→ Problem
Find every line in the records below that holds the word "JSON" and copy it.

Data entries

..........

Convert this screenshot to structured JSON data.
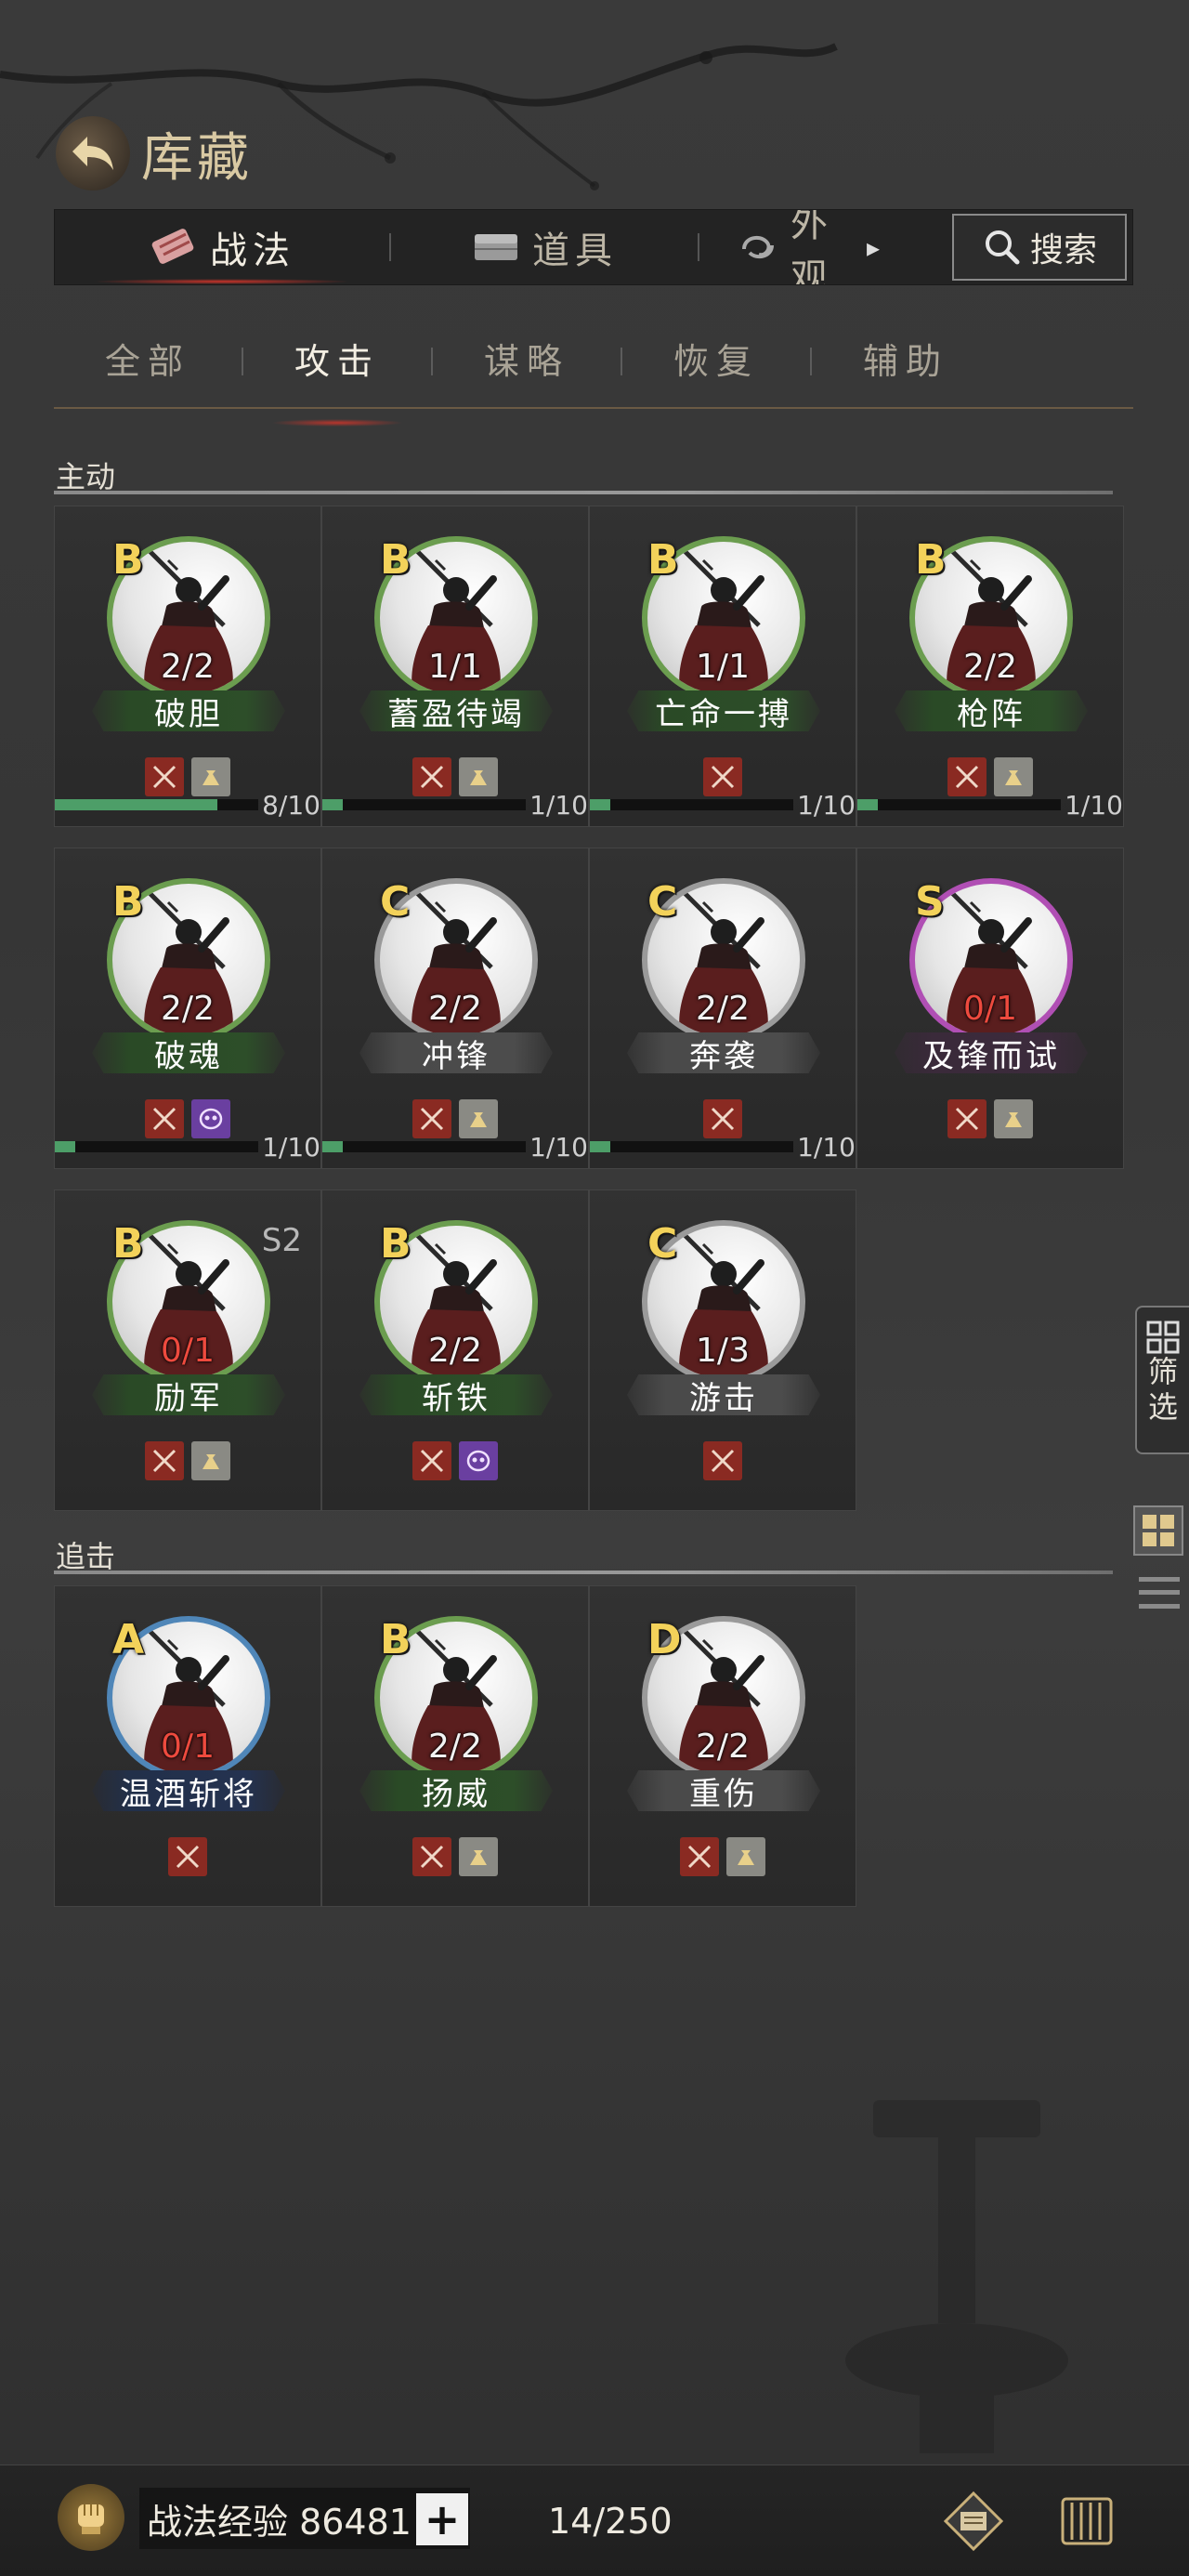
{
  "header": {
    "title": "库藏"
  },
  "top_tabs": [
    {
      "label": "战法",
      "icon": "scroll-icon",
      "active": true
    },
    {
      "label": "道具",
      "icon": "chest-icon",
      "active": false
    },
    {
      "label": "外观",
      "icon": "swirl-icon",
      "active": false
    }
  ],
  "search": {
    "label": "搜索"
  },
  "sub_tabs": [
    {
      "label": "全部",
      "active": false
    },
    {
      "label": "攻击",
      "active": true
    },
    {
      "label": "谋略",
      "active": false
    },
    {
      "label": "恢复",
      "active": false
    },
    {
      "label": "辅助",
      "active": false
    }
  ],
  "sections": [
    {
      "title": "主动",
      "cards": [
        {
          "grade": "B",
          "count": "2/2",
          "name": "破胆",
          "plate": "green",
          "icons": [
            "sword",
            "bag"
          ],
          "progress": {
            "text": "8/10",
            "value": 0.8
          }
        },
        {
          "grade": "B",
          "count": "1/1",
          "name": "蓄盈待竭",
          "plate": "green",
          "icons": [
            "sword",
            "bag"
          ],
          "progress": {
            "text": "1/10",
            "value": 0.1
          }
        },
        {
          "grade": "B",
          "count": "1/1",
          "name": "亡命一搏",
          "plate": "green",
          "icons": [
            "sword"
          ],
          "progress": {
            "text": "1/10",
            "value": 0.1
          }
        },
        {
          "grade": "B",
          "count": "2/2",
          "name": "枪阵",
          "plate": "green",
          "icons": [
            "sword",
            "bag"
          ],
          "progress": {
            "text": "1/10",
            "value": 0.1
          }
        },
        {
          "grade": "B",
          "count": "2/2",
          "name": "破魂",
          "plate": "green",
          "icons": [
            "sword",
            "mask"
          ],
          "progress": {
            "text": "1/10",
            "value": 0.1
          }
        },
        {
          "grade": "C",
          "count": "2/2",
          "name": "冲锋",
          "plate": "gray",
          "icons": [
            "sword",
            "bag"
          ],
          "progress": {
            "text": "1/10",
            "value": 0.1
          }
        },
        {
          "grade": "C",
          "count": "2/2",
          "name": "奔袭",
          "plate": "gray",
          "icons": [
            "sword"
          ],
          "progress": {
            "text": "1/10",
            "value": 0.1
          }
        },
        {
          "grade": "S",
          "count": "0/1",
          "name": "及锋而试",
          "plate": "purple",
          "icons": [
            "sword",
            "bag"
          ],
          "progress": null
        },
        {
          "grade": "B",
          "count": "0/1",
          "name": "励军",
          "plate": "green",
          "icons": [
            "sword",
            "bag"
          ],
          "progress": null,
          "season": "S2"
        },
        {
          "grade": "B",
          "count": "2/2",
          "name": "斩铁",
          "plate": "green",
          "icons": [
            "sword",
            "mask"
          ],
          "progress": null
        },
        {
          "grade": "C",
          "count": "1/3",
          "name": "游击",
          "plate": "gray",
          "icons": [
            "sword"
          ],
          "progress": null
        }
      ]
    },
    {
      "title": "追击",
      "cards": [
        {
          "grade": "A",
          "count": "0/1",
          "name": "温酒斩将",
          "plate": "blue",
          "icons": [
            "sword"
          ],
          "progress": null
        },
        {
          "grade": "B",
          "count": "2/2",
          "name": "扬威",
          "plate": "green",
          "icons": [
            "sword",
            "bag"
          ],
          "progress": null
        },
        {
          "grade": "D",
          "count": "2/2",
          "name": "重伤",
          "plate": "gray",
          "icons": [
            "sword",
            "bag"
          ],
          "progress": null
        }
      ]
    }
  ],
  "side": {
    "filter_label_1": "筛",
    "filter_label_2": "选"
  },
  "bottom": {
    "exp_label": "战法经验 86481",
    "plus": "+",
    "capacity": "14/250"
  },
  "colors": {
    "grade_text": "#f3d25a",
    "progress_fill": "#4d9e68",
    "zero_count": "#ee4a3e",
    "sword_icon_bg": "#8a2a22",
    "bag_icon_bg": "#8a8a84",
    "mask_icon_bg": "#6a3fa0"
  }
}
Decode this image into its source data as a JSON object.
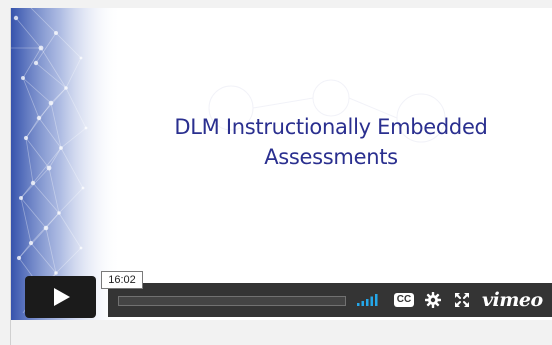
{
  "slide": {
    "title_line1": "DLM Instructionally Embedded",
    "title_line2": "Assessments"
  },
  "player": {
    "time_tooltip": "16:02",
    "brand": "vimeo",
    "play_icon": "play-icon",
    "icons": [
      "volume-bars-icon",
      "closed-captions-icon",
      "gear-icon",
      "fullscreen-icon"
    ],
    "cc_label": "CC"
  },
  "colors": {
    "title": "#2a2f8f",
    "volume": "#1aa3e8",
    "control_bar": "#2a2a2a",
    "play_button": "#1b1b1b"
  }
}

..........

→ The completed task
Convert this screenshot to structured JSON data.
Decode this image into its source data as a JSON object.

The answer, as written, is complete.